Task requirements - Write out the items word for word, starting with the first line and ending with the line that contains "row-header-34[interactable]: 34 —", including both of those lines.

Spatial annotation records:
—————

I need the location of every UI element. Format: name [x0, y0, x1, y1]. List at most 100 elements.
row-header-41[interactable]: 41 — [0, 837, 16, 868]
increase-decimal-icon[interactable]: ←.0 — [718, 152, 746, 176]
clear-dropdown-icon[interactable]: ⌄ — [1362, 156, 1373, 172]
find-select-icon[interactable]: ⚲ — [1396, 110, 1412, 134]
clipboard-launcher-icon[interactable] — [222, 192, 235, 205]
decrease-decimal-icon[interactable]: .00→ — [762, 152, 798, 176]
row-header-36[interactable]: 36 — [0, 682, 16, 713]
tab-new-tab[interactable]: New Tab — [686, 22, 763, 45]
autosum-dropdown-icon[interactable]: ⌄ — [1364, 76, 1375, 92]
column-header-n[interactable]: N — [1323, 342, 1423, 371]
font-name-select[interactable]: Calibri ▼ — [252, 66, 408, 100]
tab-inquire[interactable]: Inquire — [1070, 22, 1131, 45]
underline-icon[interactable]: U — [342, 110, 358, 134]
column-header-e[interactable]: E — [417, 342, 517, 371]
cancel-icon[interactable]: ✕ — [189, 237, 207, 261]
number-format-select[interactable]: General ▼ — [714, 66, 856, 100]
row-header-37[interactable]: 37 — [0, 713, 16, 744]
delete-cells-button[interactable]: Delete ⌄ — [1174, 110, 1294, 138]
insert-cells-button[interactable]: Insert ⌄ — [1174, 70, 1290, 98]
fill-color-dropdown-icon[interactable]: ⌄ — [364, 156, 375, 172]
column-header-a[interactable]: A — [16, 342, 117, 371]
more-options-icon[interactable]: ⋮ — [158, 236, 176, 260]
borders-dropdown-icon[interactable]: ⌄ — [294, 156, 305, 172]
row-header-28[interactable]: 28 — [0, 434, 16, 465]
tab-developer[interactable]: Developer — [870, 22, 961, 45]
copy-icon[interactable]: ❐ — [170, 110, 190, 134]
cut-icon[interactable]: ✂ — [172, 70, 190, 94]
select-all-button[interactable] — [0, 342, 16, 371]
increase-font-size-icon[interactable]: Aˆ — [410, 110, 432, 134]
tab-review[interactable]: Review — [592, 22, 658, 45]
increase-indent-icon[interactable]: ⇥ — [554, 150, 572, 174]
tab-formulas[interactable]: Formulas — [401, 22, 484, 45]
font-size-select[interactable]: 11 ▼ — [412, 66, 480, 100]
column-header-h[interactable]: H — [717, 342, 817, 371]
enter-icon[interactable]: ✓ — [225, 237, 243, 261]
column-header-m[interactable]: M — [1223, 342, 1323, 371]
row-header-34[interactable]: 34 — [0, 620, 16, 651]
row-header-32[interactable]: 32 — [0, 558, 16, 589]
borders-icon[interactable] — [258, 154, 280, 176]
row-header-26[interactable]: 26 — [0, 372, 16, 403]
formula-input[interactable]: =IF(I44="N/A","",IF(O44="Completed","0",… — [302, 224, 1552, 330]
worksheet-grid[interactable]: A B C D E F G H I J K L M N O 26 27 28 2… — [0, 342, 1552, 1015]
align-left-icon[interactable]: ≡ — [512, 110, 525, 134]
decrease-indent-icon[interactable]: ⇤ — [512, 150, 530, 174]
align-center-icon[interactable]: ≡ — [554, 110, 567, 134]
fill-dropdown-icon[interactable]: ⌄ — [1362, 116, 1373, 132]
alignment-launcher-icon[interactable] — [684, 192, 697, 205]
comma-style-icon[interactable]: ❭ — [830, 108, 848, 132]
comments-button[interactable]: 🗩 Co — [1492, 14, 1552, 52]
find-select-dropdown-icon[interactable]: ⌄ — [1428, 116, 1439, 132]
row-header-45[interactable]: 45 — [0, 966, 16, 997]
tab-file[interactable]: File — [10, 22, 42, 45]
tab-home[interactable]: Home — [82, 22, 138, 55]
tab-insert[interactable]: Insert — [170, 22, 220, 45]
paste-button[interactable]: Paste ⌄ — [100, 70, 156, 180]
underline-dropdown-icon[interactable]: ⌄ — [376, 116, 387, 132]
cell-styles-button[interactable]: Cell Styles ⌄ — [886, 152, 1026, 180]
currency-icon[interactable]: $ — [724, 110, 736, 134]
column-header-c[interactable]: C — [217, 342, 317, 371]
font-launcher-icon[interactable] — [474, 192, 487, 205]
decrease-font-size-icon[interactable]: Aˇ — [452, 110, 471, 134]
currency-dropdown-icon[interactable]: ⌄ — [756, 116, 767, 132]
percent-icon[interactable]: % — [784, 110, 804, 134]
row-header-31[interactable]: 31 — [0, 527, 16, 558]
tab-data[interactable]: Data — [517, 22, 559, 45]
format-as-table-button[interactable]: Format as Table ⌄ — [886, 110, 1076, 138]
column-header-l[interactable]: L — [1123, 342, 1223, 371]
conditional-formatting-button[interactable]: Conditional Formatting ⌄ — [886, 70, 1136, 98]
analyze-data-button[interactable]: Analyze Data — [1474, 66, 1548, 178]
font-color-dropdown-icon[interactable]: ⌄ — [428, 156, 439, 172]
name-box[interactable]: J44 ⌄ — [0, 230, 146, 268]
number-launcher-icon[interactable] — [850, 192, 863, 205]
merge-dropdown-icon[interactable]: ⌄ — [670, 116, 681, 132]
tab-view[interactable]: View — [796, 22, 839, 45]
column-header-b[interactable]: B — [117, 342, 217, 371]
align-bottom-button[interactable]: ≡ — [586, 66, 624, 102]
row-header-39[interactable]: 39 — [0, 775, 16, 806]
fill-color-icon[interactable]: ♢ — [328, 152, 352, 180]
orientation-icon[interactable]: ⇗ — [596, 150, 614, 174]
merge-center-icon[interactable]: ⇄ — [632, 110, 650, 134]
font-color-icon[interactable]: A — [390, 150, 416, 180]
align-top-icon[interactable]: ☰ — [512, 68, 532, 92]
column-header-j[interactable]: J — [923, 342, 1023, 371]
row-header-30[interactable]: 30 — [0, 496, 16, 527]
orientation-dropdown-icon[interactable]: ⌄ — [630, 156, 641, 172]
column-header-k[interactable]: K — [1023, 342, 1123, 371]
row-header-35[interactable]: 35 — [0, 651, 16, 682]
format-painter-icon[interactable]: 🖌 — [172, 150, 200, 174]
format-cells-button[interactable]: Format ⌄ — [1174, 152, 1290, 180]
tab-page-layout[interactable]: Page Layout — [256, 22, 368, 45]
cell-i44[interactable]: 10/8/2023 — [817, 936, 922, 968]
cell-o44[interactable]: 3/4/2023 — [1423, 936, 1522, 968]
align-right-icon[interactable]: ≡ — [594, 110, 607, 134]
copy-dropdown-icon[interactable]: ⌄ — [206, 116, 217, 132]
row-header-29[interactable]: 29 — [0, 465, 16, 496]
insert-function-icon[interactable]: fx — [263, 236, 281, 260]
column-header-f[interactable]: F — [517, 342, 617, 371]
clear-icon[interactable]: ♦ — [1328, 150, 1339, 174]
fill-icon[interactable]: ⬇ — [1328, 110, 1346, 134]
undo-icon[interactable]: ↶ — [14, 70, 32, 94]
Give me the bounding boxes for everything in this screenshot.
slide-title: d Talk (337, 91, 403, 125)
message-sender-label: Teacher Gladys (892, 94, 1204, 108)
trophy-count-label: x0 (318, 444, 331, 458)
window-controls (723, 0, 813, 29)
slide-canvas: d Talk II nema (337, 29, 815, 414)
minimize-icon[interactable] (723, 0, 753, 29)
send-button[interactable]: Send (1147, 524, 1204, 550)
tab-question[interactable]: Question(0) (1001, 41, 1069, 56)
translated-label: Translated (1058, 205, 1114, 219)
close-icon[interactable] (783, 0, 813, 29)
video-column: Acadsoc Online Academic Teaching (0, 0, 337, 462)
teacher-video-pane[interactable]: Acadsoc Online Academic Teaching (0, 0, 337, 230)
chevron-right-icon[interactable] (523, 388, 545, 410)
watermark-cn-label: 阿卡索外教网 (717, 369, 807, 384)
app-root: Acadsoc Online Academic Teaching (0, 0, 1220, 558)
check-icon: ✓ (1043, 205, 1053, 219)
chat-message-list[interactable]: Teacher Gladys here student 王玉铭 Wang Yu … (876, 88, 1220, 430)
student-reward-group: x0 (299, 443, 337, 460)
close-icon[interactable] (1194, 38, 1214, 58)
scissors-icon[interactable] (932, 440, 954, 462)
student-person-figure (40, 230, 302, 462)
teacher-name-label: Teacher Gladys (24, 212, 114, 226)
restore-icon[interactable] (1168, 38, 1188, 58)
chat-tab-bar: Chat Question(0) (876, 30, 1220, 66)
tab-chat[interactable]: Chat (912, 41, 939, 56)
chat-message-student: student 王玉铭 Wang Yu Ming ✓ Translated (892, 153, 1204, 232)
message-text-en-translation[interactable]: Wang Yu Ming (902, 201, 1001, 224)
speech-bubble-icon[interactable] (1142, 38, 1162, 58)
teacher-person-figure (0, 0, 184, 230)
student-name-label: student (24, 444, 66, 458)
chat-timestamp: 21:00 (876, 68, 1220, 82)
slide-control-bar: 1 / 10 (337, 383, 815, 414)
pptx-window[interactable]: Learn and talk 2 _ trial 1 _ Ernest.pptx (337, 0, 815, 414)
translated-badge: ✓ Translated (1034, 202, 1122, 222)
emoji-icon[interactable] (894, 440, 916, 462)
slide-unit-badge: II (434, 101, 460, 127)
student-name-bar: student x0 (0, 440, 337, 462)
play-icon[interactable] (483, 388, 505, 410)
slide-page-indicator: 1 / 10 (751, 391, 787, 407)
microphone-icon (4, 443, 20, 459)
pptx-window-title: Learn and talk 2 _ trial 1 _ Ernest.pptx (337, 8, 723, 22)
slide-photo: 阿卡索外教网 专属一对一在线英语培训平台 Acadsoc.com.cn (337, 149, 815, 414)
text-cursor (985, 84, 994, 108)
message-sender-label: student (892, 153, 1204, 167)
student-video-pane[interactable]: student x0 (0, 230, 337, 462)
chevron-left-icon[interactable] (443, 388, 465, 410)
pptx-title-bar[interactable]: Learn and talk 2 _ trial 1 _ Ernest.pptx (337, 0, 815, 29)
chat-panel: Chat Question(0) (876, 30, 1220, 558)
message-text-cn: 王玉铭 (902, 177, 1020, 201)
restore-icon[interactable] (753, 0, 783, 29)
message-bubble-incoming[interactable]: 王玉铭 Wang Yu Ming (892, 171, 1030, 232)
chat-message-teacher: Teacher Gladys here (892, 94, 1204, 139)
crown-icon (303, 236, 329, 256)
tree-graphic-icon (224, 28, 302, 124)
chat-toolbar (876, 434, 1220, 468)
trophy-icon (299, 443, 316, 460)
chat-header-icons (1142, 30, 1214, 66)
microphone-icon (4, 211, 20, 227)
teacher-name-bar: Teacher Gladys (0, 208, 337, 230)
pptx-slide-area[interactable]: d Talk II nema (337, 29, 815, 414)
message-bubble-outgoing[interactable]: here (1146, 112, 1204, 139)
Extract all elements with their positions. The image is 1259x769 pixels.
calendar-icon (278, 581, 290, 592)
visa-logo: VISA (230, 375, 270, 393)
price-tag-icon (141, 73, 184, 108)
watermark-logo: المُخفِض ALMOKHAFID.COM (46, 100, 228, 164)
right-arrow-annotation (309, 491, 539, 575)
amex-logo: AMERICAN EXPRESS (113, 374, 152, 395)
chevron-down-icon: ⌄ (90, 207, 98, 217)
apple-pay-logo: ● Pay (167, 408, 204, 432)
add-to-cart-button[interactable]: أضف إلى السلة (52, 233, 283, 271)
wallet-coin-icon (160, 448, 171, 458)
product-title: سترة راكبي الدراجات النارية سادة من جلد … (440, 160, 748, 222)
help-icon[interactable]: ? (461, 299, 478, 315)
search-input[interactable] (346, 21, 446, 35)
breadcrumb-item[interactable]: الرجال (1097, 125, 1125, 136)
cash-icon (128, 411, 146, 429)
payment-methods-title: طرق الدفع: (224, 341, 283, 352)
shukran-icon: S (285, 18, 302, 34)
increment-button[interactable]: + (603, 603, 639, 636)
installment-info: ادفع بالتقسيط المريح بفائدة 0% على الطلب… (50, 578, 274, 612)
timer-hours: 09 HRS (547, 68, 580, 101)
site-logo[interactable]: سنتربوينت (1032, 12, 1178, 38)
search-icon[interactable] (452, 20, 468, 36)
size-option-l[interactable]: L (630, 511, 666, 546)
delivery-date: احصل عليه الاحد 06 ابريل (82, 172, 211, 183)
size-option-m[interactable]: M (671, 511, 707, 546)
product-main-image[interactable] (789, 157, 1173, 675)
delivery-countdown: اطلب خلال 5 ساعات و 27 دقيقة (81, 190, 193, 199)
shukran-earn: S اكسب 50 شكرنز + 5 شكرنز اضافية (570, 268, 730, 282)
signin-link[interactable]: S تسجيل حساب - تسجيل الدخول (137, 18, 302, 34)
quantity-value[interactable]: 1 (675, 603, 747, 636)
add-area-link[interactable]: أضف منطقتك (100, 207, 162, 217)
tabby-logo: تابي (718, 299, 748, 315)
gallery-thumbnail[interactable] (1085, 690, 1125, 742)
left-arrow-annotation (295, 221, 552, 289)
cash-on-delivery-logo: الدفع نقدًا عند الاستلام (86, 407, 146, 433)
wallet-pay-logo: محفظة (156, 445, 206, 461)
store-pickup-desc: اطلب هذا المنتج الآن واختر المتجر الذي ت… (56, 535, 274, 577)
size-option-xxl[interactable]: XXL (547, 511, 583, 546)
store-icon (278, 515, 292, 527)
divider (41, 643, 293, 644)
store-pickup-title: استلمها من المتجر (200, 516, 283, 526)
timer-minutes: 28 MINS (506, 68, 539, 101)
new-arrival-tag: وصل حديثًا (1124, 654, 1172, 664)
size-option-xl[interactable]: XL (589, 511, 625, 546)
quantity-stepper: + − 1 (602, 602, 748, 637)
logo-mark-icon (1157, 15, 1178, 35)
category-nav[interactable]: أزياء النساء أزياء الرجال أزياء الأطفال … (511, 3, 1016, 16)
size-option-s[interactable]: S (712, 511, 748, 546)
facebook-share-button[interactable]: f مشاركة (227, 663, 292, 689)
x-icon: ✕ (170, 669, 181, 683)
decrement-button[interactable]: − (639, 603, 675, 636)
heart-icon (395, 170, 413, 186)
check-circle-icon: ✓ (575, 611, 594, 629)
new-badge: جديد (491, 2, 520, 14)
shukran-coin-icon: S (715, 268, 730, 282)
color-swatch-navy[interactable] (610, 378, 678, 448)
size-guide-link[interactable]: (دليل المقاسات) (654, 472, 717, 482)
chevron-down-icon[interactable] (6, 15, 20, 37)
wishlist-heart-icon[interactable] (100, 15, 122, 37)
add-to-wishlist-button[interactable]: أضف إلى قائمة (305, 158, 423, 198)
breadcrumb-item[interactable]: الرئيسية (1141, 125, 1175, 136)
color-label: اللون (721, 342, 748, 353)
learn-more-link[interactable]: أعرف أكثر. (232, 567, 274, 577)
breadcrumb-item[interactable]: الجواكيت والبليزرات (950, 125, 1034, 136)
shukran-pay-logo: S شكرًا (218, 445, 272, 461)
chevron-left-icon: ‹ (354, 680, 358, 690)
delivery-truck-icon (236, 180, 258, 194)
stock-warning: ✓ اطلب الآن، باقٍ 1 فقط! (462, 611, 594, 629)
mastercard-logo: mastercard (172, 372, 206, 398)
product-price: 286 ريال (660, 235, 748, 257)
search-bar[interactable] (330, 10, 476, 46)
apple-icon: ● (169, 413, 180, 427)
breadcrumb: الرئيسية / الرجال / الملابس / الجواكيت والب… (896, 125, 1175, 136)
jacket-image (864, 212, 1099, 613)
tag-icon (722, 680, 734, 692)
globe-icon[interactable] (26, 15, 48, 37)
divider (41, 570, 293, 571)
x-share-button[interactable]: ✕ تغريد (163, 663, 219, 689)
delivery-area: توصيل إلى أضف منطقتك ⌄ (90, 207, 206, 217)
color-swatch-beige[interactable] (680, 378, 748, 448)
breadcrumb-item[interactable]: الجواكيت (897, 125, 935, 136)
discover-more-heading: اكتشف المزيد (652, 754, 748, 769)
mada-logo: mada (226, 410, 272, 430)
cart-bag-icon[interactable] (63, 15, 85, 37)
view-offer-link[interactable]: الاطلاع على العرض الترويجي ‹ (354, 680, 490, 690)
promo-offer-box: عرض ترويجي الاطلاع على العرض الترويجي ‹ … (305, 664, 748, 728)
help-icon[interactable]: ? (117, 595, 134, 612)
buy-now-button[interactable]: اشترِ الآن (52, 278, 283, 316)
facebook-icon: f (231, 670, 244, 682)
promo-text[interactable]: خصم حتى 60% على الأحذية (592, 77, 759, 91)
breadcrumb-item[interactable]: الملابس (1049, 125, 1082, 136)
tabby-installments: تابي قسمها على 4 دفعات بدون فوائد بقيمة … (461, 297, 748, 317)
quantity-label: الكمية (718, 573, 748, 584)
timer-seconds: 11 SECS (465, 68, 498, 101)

—————

Solution -
I need the location of every UI element. Format: name [x0, y0, x1, y1]. List at most 100 elements.
row-header-41[interactable]: 41 — [0, 837, 16, 868]
increase-decimal-icon[interactable]: ←.0 — [718, 152, 746, 176]
clear-dropdown-icon[interactable]: ⌄ — [1362, 156, 1373, 172]
find-select-icon[interactable]: ⚲ — [1396, 110, 1412, 134]
clipboard-launcher-icon[interactable] — [222, 192, 235, 205]
decrease-decimal-icon[interactable]: .00→ — [762, 152, 798, 176]
row-header-36[interactable]: 36 — [0, 682, 16, 713]
tab-new-tab[interactable]: New Tab — [686, 22, 763, 45]
autosum-dropdown-icon[interactable]: ⌄ — [1364, 76, 1375, 92]
column-header-n[interactable]: N — [1323, 342, 1423, 371]
font-name-select[interactable]: Calibri ▼ — [252, 66, 408, 100]
tab-inquire[interactable]: Inquire — [1070, 22, 1131, 45]
underline-icon[interactable]: U — [342, 110, 358, 134]
column-header-e[interactable]: E — [417, 342, 517, 371]
cancel-icon[interactable]: ✕ — [189, 237, 207, 261]
number-format-select[interactable]: General ▼ — [714, 66, 856, 100]
row-header-37[interactable]: 37 — [0, 713, 16, 744]
delete-cells-button[interactable]: Delete ⌄ — [1174, 110, 1294, 138]
insert-cells-button[interactable]: Insert ⌄ — [1174, 70, 1290, 98]
fill-color-dropdown-icon[interactable]: ⌄ — [364, 156, 375, 172]
column-header-a[interactable]: A — [16, 342, 117, 371]
more-options-icon[interactable]: ⋮ — [158, 236, 176, 260]
borders-dropdown-icon[interactable]: ⌄ — [294, 156, 305, 172]
row-header-28[interactable]: 28 — [0, 434, 16, 465]
tab-developer[interactable]: Developer — [870, 22, 961, 45]
copy-icon[interactable]: ❐ — [170, 110, 190, 134]
cut-icon[interactable]: ✂ — [172, 70, 190, 94]
select-all-button[interactable] — [0, 342, 16, 371]
increase-font-size-icon[interactable]: Aˆ — [410, 110, 432, 134]
tab-review[interactable]: Review — [592, 22, 658, 45]
increase-indent-icon[interactable]: ⇥ — [554, 150, 572, 174]
tab-formulas[interactable]: Formulas — [401, 22, 484, 45]
font-size-select[interactable]: 11 ▼ — [412, 66, 480, 100]
column-header-h[interactable]: H — [717, 342, 817, 371]
enter-icon[interactable]: ✓ — [225, 237, 243, 261]
column-header-m[interactable]: M — [1223, 342, 1323, 371]
row-header-34[interactable]: 34 — [0, 620, 16, 651]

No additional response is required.